Print each of the entries exactly, leaving nothing out.

== Input for this task ==
* * *

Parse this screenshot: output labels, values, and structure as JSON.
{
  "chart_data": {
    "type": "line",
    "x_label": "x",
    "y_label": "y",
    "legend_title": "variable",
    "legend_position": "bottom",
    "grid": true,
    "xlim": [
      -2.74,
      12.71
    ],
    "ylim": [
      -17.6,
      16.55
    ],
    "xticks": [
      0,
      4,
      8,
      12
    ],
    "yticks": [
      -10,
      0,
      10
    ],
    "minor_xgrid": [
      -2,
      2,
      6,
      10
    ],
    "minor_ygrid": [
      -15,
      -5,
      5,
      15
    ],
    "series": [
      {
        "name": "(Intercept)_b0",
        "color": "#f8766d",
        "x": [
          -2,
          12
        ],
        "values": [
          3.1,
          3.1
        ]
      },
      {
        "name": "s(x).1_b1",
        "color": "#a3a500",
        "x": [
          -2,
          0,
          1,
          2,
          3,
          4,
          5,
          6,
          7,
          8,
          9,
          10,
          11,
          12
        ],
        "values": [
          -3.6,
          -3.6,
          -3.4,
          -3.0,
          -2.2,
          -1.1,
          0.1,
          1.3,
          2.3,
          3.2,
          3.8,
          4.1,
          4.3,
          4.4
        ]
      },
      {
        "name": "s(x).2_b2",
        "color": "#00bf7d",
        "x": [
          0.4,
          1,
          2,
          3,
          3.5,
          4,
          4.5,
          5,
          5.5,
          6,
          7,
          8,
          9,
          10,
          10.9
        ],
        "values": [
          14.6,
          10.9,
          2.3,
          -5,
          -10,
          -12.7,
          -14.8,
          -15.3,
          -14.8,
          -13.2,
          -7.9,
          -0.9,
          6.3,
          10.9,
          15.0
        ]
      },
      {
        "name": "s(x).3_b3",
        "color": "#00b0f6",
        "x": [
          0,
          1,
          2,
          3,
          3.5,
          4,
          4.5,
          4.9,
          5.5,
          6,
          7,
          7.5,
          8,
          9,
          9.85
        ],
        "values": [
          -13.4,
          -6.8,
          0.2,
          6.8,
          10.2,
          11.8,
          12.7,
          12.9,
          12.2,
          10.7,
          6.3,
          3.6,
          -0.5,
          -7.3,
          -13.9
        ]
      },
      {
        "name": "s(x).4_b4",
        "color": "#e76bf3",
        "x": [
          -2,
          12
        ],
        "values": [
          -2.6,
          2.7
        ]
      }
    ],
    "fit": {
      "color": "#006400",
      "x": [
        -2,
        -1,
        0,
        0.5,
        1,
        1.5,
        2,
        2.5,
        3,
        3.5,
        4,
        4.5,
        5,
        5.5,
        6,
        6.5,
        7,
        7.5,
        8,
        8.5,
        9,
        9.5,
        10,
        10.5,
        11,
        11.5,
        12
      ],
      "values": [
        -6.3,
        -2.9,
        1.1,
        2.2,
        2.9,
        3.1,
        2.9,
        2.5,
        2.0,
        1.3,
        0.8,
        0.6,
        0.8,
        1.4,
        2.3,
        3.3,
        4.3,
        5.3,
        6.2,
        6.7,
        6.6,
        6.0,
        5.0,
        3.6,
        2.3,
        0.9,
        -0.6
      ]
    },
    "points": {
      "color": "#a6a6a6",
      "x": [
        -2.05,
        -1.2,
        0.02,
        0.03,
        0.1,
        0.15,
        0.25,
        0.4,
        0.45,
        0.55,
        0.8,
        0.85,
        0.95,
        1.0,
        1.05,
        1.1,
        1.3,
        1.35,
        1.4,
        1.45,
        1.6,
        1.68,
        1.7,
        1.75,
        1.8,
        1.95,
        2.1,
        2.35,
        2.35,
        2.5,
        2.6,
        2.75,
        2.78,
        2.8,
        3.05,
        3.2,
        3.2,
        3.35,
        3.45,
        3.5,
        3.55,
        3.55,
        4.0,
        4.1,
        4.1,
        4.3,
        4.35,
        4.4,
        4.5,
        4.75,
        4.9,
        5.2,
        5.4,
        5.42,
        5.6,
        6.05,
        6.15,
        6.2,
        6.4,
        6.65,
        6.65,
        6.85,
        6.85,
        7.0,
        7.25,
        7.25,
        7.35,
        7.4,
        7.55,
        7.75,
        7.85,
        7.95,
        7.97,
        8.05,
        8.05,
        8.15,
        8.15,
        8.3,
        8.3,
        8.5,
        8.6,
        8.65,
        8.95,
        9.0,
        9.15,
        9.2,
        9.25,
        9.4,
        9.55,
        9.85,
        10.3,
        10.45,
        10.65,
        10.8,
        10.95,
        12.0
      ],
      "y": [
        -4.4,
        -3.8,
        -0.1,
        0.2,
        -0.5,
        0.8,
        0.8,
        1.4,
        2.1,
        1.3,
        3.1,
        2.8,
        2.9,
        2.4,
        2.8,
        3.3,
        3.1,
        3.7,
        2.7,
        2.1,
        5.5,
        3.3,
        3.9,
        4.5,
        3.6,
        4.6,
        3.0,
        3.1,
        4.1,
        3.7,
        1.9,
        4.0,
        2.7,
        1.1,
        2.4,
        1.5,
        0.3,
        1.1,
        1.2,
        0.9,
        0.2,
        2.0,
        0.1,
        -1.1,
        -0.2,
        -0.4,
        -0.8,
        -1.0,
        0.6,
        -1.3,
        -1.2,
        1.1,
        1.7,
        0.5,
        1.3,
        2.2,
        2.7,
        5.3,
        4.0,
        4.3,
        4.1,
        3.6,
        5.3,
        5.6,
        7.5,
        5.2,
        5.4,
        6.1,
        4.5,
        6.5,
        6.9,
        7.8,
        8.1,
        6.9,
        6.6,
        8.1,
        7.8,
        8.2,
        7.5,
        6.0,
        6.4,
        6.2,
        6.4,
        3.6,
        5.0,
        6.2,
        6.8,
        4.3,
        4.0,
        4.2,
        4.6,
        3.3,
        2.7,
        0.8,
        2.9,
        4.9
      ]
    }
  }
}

* * *

== The answer ==
Parse this screenshot: output labels, values, and structure as JSON.
{
  "chart_data": {
    "type": "line",
    "x_label": "x",
    "y_label": "y",
    "legend_title": "variable",
    "legend_position": "bottom",
    "grid": true,
    "xlim": [
      -2.74,
      12.71
    ],
    "ylim": [
      -17.6,
      16.55
    ],
    "xticks": [
      0,
      4,
      8,
      12
    ],
    "yticks": [
      -10,
      0,
      10
    ],
    "minor_xgrid": [
      -2,
      2,
      6,
      10
    ],
    "minor_ygrid": [
      -15,
      -5,
      5,
      15
    ],
    "series": [
      {
        "name": "(Intercept)_b0",
        "color": "#f8766d",
        "x": [
          -2,
          12
        ],
        "values": [
          3.1,
          3.1
        ]
      },
      {
        "name": "s(x).1_b1",
        "color": "#a3a500",
        "x": [
          -2,
          0,
          1,
          2,
          3,
          4,
          5,
          6,
          7,
          8,
          9,
          10,
          11,
          12
        ],
        "values": [
          -3.6,
          -3.6,
          -3.4,
          -3.0,
          -2.2,
          -1.1,
          0.1,
          1.3,
          2.3,
          3.2,
          3.8,
          4.1,
          4.3,
          4.4
        ]
      },
      {
        "name": "s(x).2_b2",
        "color": "#00bf7d",
        "x": [
          0.4,
          1,
          2,
          3,
          3.5,
          4,
          4.5,
          5,
          5.5,
          6,
          7,
          8,
          9,
          10,
          10.9
        ],
        "values": [
          14.6,
          10.9,
          2.3,
          -5,
          -10,
          -12.7,
          -14.8,
          -15.3,
          -14.8,
          -13.2,
          -7.9,
          -0.9,
          6.3,
          10.9,
          15.0
        ]
      },
      {
        "name": "s(x).3_b3",
        "color": "#00b0f6",
        "x": [
          0,
          1,
          2,
          3,
          3.5,
          4,
          4.5,
          4.9,
          5.5,
          6,
          7,
          7.5,
          8,
          9,
          9.85
        ],
        "values": [
          -13.4,
          -6.8,
          0.2,
          6.8,
          10.2,
          11.8,
          12.7,
          12.9,
          12.2,
          10.7,
          6.3,
          3.6,
          -0.5,
          -7.3,
          -13.9
        ]
      },
      {
        "name": "s(x).4_b4",
        "color": "#e76bf3",
        "x": [
          -2,
          12
        ],
        "values": [
          -2.6,
          2.7
        ]
      }
    ],
    "fit": {
      "color": "#006400",
      "x": [
        -2,
        -1,
        0,
        0.5,
        1,
        1.5,
        2,
        2.5,
        3,
        3.5,
        4,
        4.5,
        5,
        5.5,
        6,
        6.5,
        7,
        7.5,
        8,
        8.5,
        9,
        9.5,
        10,
        10.5,
        11,
        11.5,
        12
      ],
      "values": [
        -6.3,
        -2.9,
        1.1,
        2.2,
        2.9,
        3.1,
        2.9,
        2.5,
        2.0,
        1.3,
        0.8,
        0.6,
        0.8,
        1.4,
        2.3,
        3.3,
        4.3,
        5.3,
        6.2,
        6.7,
        6.6,
        6.0,
        5.0,
        3.6,
        2.3,
        0.9,
        -0.6
      ]
    },
    "points": {
      "color": "#a6a6a6",
      "x": [
        -2.05,
        -1.2,
        0.02,
        0.03,
        0.1,
        0.15,
        0.25,
        0.4,
        0.45,
        0.55,
        0.8,
        0.85,
        0.95,
        1.0,
        1.05,
        1.1,
        1.3,
        1.35,
        1.4,
        1.45,
        1.6,
        1.68,
        1.7,
        1.75,
        1.8,
        1.95,
        2.1,
        2.35,
        2.35,
        2.5,
        2.6,
        2.75,
        2.78,
        2.8,
        3.05,
        3.2,
        3.2,
        3.35,
        3.45,
        3.5,
        3.55,
        3.55,
        4.0,
        4.1,
        4.1,
        4.3,
        4.35,
        4.4,
        4.5,
        4.75,
        4.9,
        5.2,
        5.4,
        5.42,
        5.6,
        6.05,
        6.15,
        6.2,
        6.4,
        6.65,
        6.65,
        6.85,
        6.85,
        7.0,
        7.25,
        7.25,
        7.35,
        7.4,
        7.55,
        7.75,
        7.85,
        7.95,
        7.97,
        8.05,
        8.05,
        8.15,
        8.15,
        8.3,
        8.3,
        8.5,
        8.6,
        8.65,
        8.95,
        9.0,
        9.15,
        9.2,
        9.25,
        9.4,
        9.55,
        9.85,
        10.3,
        10.45,
        10.65,
        10.8,
        10.95,
        12.0
      ],
      "y": [
        -4.4,
        -3.8,
        -0.1,
        0.2,
        -0.5,
        0.8,
        0.8,
        1.4,
        2.1,
        1.3,
        3.1,
        2.8,
        2.9,
        2.4,
        2.8,
        3.3,
        3.1,
        3.7,
        2.7,
        2.1,
        5.5,
        3.3,
        3.9,
        4.5,
        3.6,
        4.6,
        3.0,
        3.1,
        4.1,
        3.7,
        1.9,
        4.0,
        2.7,
        1.1,
        2.4,
        1.5,
        0.3,
        1.1,
        1.2,
        0.9,
        0.2,
        2.0,
        0.1,
        -1.1,
        -0.2,
        -0.4,
        -0.8,
        -1.0,
        0.6,
        -1.3,
        -1.2,
        1.1,
        1.7,
        0.5,
        1.3,
        2.2,
        2.7,
        5.3,
        4.0,
        4.3,
        4.1,
        3.6,
        5.3,
        5.6,
        7.5,
        5.2,
        5.4,
        6.1,
        4.5,
        6.5,
        6.9,
        7.8,
        8.1,
        6.9,
        6.6,
        8.1,
        7.8,
        8.2,
        7.5,
        6.0,
        6.4,
        6.2,
        6.4,
        3.6,
        5.0,
        6.2,
        6.8,
        4.3,
        4.0,
        4.2,
        4.6,
        3.3,
        2.7,
        0.8,
        2.9,
        4.9
      ]
    }
  }
}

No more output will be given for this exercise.